Task directions >>
Your task is to give the listing below back word for word, pictures excluded.

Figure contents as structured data
□ □ □ □ □ □ □

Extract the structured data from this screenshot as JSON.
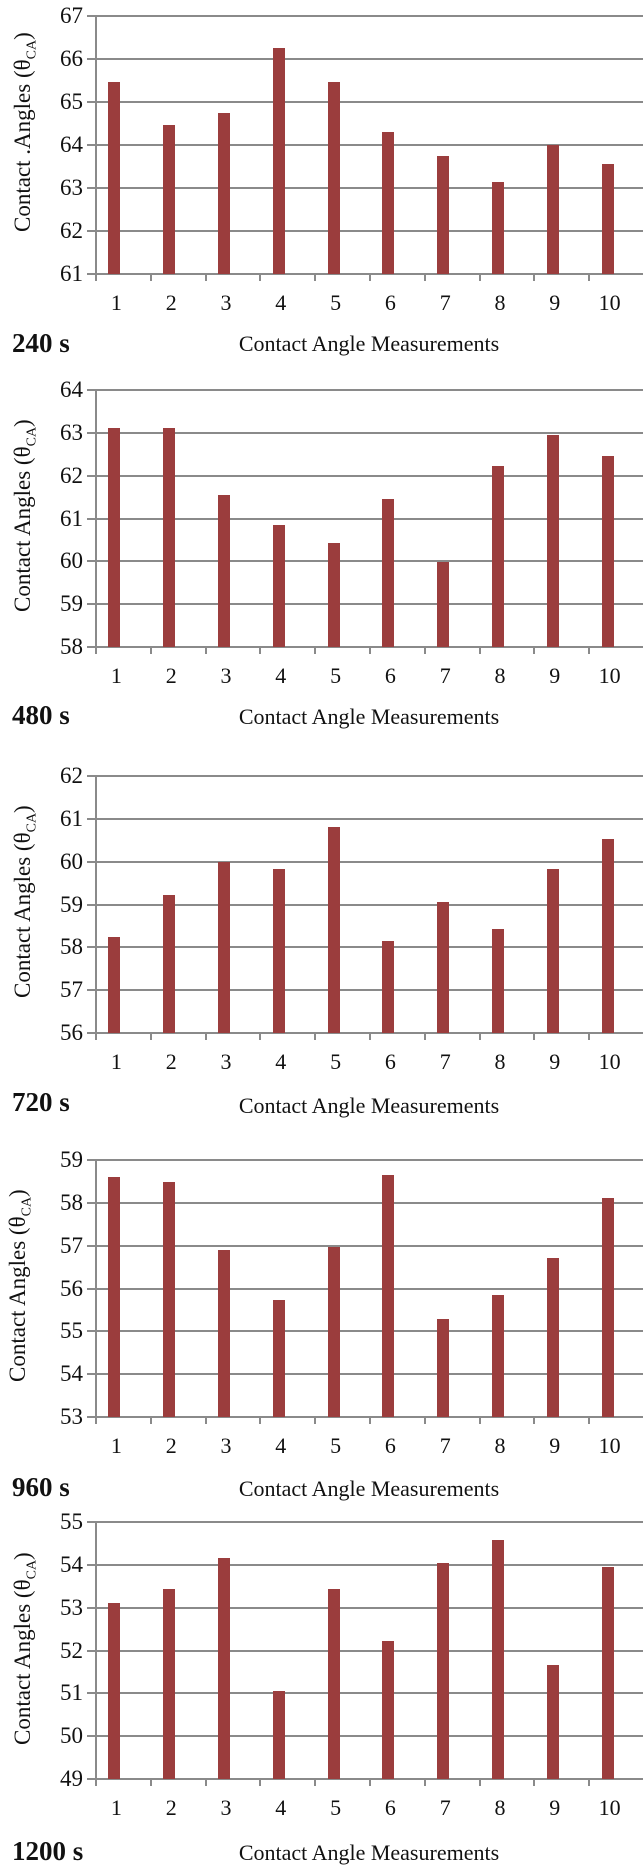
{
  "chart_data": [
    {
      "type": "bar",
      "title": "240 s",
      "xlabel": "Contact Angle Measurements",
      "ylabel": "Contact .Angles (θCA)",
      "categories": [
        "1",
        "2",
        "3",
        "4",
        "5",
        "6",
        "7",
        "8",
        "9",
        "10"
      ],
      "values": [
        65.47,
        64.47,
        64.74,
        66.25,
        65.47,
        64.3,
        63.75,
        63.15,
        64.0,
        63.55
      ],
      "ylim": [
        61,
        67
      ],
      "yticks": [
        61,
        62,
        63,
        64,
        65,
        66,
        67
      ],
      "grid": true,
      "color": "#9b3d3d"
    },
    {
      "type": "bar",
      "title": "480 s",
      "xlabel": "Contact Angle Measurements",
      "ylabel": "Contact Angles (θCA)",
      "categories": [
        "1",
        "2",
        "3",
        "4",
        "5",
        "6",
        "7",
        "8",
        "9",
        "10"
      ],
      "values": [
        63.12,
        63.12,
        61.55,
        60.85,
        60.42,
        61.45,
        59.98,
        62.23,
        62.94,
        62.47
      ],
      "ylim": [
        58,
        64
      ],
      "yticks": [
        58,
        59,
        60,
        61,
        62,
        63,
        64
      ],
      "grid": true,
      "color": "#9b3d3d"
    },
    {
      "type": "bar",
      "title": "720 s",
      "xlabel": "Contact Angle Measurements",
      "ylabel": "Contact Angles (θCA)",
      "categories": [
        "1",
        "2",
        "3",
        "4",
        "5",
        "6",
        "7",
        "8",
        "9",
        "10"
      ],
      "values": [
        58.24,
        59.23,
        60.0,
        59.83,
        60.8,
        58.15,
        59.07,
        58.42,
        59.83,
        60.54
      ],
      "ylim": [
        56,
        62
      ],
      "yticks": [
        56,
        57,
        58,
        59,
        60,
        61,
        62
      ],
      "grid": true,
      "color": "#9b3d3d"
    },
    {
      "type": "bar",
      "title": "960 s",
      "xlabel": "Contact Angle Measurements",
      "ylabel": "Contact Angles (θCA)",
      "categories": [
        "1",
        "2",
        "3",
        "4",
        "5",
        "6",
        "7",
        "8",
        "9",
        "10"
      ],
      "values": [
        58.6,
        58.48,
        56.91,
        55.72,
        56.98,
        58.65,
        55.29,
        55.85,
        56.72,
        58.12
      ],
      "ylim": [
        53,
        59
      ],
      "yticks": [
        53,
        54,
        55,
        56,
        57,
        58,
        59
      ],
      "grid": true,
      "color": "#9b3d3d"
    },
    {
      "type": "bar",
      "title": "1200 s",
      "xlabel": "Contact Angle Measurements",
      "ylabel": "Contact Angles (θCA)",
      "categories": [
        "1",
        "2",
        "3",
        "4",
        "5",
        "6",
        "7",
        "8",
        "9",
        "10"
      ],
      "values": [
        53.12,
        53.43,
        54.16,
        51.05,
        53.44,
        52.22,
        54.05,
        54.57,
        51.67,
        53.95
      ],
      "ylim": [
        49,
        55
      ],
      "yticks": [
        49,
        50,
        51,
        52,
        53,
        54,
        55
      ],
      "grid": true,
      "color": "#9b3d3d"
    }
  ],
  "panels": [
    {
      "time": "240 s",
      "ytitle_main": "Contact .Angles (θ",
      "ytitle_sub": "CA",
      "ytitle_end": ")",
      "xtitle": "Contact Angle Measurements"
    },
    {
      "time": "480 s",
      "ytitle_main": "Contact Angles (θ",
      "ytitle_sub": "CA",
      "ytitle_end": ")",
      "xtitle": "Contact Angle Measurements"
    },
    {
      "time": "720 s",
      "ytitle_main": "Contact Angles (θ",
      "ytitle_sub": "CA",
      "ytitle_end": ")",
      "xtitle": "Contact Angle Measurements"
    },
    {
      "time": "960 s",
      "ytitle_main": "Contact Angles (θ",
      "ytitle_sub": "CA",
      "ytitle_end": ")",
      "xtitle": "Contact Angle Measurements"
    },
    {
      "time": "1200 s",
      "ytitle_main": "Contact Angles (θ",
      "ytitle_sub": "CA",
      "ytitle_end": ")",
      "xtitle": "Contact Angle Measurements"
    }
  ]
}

□ □ □ □ □ □ □

Task solution >>
Extract the structured data from this screenshot as JSON.
{
  "chart_data": [
    {
      "type": "bar",
      "title": "240 s",
      "xlabel": "Contact Angle Measurements",
      "ylabel": "Contact .Angles (θCA)",
      "categories": [
        "1",
        "2",
        "3",
        "4",
        "5",
        "6",
        "7",
        "8",
        "9",
        "10"
      ],
      "values": [
        65.47,
        64.47,
        64.74,
        66.25,
        65.47,
        64.3,
        63.75,
        63.15,
        64.0,
        63.55
      ],
      "ylim": [
        61,
        67
      ],
      "yticks": [
        61,
        62,
        63,
        64,
        65,
        66,
        67
      ],
      "grid": true,
      "color": "#9b3d3d"
    },
    {
      "type": "bar",
      "title": "480 s",
      "xlabel": "Contact Angle Measurements",
      "ylabel": "Contact Angles (θCA)",
      "categories": [
        "1",
        "2",
        "3",
        "4",
        "5",
        "6",
        "7",
        "8",
        "9",
        "10"
      ],
      "values": [
        63.12,
        63.12,
        61.55,
        60.85,
        60.42,
        61.45,
        59.98,
        62.23,
        62.94,
        62.47
      ],
      "ylim": [
        58,
        64
      ],
      "yticks": [
        58,
        59,
        60,
        61,
        62,
        63,
        64
      ],
      "grid": true,
      "color": "#9b3d3d"
    },
    {
      "type": "bar",
      "title": "720 s",
      "xlabel": "Contact Angle Measurements",
      "ylabel": "Contact Angles (θCA)",
      "categories": [
        "1",
        "2",
        "3",
        "4",
        "5",
        "6",
        "7",
        "8",
        "9",
        "10"
      ],
      "values": [
        58.24,
        59.23,
        60.0,
        59.83,
        60.8,
        58.15,
        59.07,
        58.42,
        59.83,
        60.54
      ],
      "ylim": [
        56,
        62
      ],
      "yticks": [
        56,
        57,
        58,
        59,
        60,
        61,
        62
      ],
      "grid": true,
      "color": "#9b3d3d"
    },
    {
      "type": "bar",
      "title": "960 s",
      "xlabel": "Contact Angle Measurements",
      "ylabel": "Contact Angles (θCA)",
      "categories": [
        "1",
        "2",
        "3",
        "4",
        "5",
        "6",
        "7",
        "8",
        "9",
        "10"
      ],
      "values": [
        58.6,
        58.48,
        56.91,
        55.72,
        56.98,
        58.65,
        55.29,
        55.85,
        56.72,
        58.12
      ],
      "ylim": [
        53,
        59
      ],
      "yticks": [
        53,
        54,
        55,
        56,
        57,
        58,
        59
      ],
      "grid": true,
      "color": "#9b3d3d"
    },
    {
      "type": "bar",
      "title": "1200 s",
      "xlabel": "Contact Angle Measurements",
      "ylabel": "Contact Angles (θCA)",
      "categories": [
        "1",
        "2",
        "3",
        "4",
        "5",
        "6",
        "7",
        "8",
        "9",
        "10"
      ],
      "values": [
        53.12,
        53.43,
        54.16,
        51.05,
        53.44,
        52.22,
        54.05,
        54.57,
        51.67,
        53.95
      ],
      "ylim": [
        49,
        55
      ],
      "yticks": [
        49,
        50,
        51,
        52,
        53,
        54,
        55
      ],
      "grid": true,
      "color": "#9b3d3d"
    }
  ],
  "panels": [
    {
      "time": "240 s",
      "ytitle_main": "Contact .Angles (θ",
      "ytitle_sub": "CA",
      "ytitle_end": ")",
      "xtitle": "Contact Angle Measurements"
    },
    {
      "time": "480 s",
      "ytitle_main": "Contact Angles (θ",
      "ytitle_sub": "CA",
      "ytitle_end": ")",
      "xtitle": "Contact Angle Measurements"
    },
    {
      "time": "720 s",
      "ytitle_main": "Contact Angles (θ",
      "ytitle_sub": "CA",
      "ytitle_end": ")",
      "xtitle": "Contact Angle Measurements"
    },
    {
      "time": "960 s",
      "ytitle_main": "Contact Angles (θ",
      "ytitle_sub": "CA",
      "ytitle_end": ")",
      "xtitle": "Contact Angle Measurements"
    },
    {
      "time": "1200 s",
      "ytitle_main": "Contact Angles (θ",
      "ytitle_sub": "CA",
      "ytitle_end": ")",
      "xtitle": "Contact Angle Measurements"
    }
  ]
}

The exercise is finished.